▶ **Required task**: Your task is to repeat the lines below exactly, excluding any pictures they contain.

▶ **Records shown**:
|---|

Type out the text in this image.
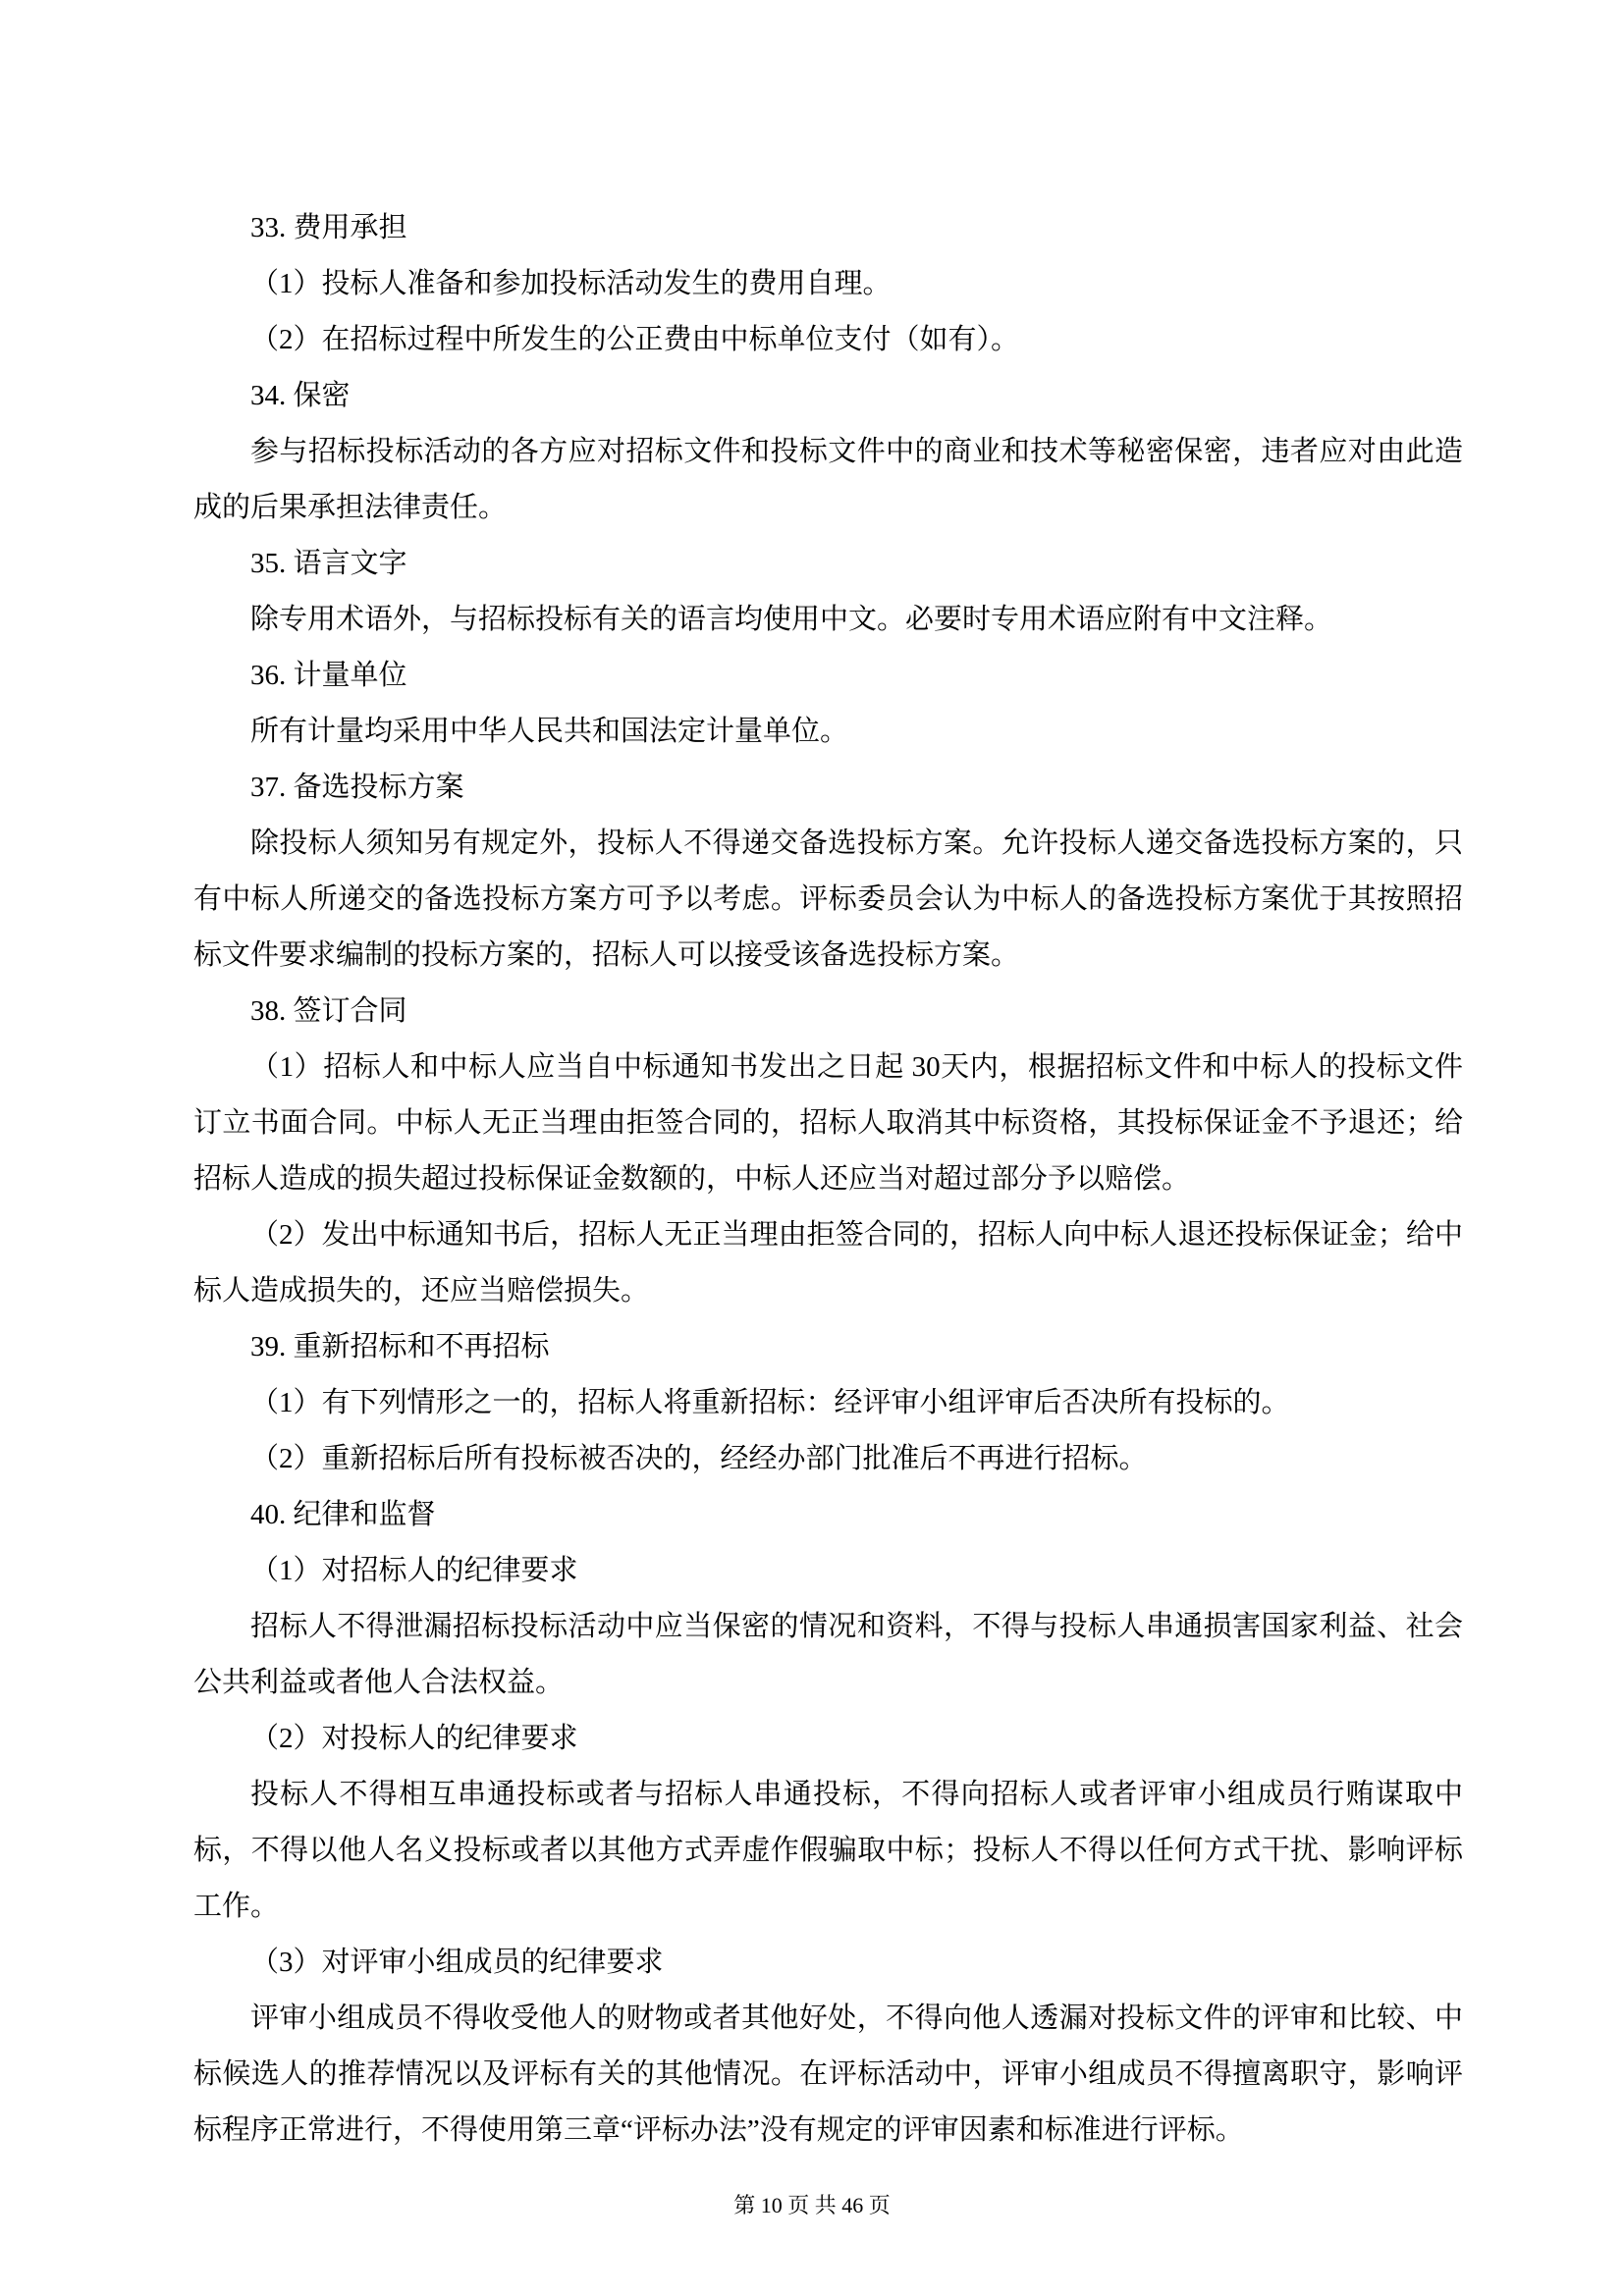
33. 费用承担

（1）投标人准备和参加投标活动发生的费用自理。

（2）在招标过程中所发生的公正费由中标单位支付（如有）。

34. 保密

参与招标投标活动的各方应对招标文件和投标文件中的商业和技术等秘密保密，违者应对由此造成的后果承担法律责任。

35. 语言文字

除专用术语外，与招标投标有关的语言均使用中文。必要时专用术语应附有中文注释。

36. 计量单位

所有计量均采用中华人民共和国法定计量单位。

37. 备选投标方案

除投标人须知另有规定外，投标人不得递交备选投标方案。允许投标人递交备选投标方案的，只有中标人所递交的备选投标方案方可予以考虑。评标委员会认为中标人的备选投标方案优于其按照招标文件要求编制的投标方案的，招标人可以接受该备选投标方案。

38. 签订合同

（1）招标人和中标人应当自中标通知书发出之日起 30天内，根据招标文件和中标人的投标文件订立书面合同。中标人无正当理由拒签合同的，招标人取消其中标资格，其投标保证金不予退还；给招标人造成的损失超过投标保证金数额的，中标人还应当对超过部分予以赔偿。

（2）发出中标通知书后，招标人无正当理由拒签合同的，招标人向中标人退还投标保证金；给中标人造成损失的，还应当赔偿损失。

39. 重新招标和不再招标

（1）有下列情形之一的，招标人将重新招标：经评审小组评审后否决所有投标的。

（2）重新招标后所有投标被否决的，经经办部门批准后不再进行招标。

40. 纪律和监督

（1）对招标人的纪律要求

招标人不得泄漏招标投标活动中应当保密的情况和资料，不得与投标人串通损害国家利益、社会公共利益或者他人合法权益。

（2）对投标人的纪律要求

投标人不得相互串通投标或者与招标人串通投标，不得向招标人或者评审小组成员行贿谋取中标，不得以他人名义投标或者以其他方式弄虚作假骗取中标；投标人不得以任何方式干扰、影响评标工作。

（3）对评审小组成员的纪律要求

评审小组成员不得收受他人的财物或者其他好处，不得向他人透漏对投标文件的评审和比较、中标候选人的推荐情况以及评标有关的其他情况。在评标活动中，评审小组成员不得擅离职守，影响评标程序正常进行，不得使用第三章“评标办法”没有规定的评审因素和标准进行评标。

第 10 页 共 46 页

|---|

▶ **The reply**:
Type out the text in this image.
33. 费用承担

（1）投标人准备和参加投标活动发生的费用自理。

（2）在招标过程中所发生的公正费由中标单位支付（如有）。

34. 保密

参与招标投标活动的各方应对招标文件和投标文件中的商业和技术等秘密保密，违者应对由此造成的后果承担法律责任。

35. 语言文字

除专用术语外，与招标投标有关的语言均使用中文。必要时专用术语应附有中文注释。

36. 计量单位

所有计量均采用中华人民共和国法定计量单位。

37. 备选投标方案

除投标人须知另有规定外，投标人不得递交备选投标方案。允许投标人递交备选投标方案的，只有中标人所递交的备选投标方案方可予以考虑。评标委员会认为中标人的备选投标方案优于其按照招标文件要求编制的投标方案的，招标人可以接受该备选投标方案。

38. 签订合同

（1）招标人和中标人应当自中标通知书发出之日起 30天内，根据招标文件和中标人的投标文件订立书面合同。中标人无正当理由拒签合同的，招标人取消其中标资格，其投标保证金不予退还；给招标人造成的损失超过投标保证金数额的，中标人还应当对超过部分予以赔偿。

（2）发出中标通知书后，招标人无正当理由拒签合同的，招标人向中标人退还投标保证金；给中标人造成损失的，还应当赔偿损失。

39. 重新招标和不再招标

（1）有下列情形之一的，招标人将重新招标：经评审小组评审后否决所有投标的。

（2）重新招标后所有投标被否决的，经经办部门批准后不再进行招标。

40. 纪律和监督

（1）对招标人的纪律要求

招标人不得泄漏招标投标活动中应当保密的情况和资料，不得与投标人串通损害国家利益、社会公共利益或者他人合法权益。

（2）对投标人的纪律要求

投标人不得相互串通投标或者与招标人串通投标，不得向招标人或者评审小组成员行贿谋取中标，不得以他人名义投标或者以其他方式弄虚作假骗取中标；投标人不得以任何方式干扰、影响评标工作。

（3）对评审小组成员的纪律要求

评审小组成员不得收受他人的财物或者其他好处，不得向他人透漏对投标文件的评审和比较、中标候选人的推荐情况以及评标有关的其他情况。在评标活动中，评审小组成员不得擅离职守，影响评标程序正常进行，不得使用第三章“评标办法”没有规定的评审因素和标准进行评标。

第 10 页 共 46 页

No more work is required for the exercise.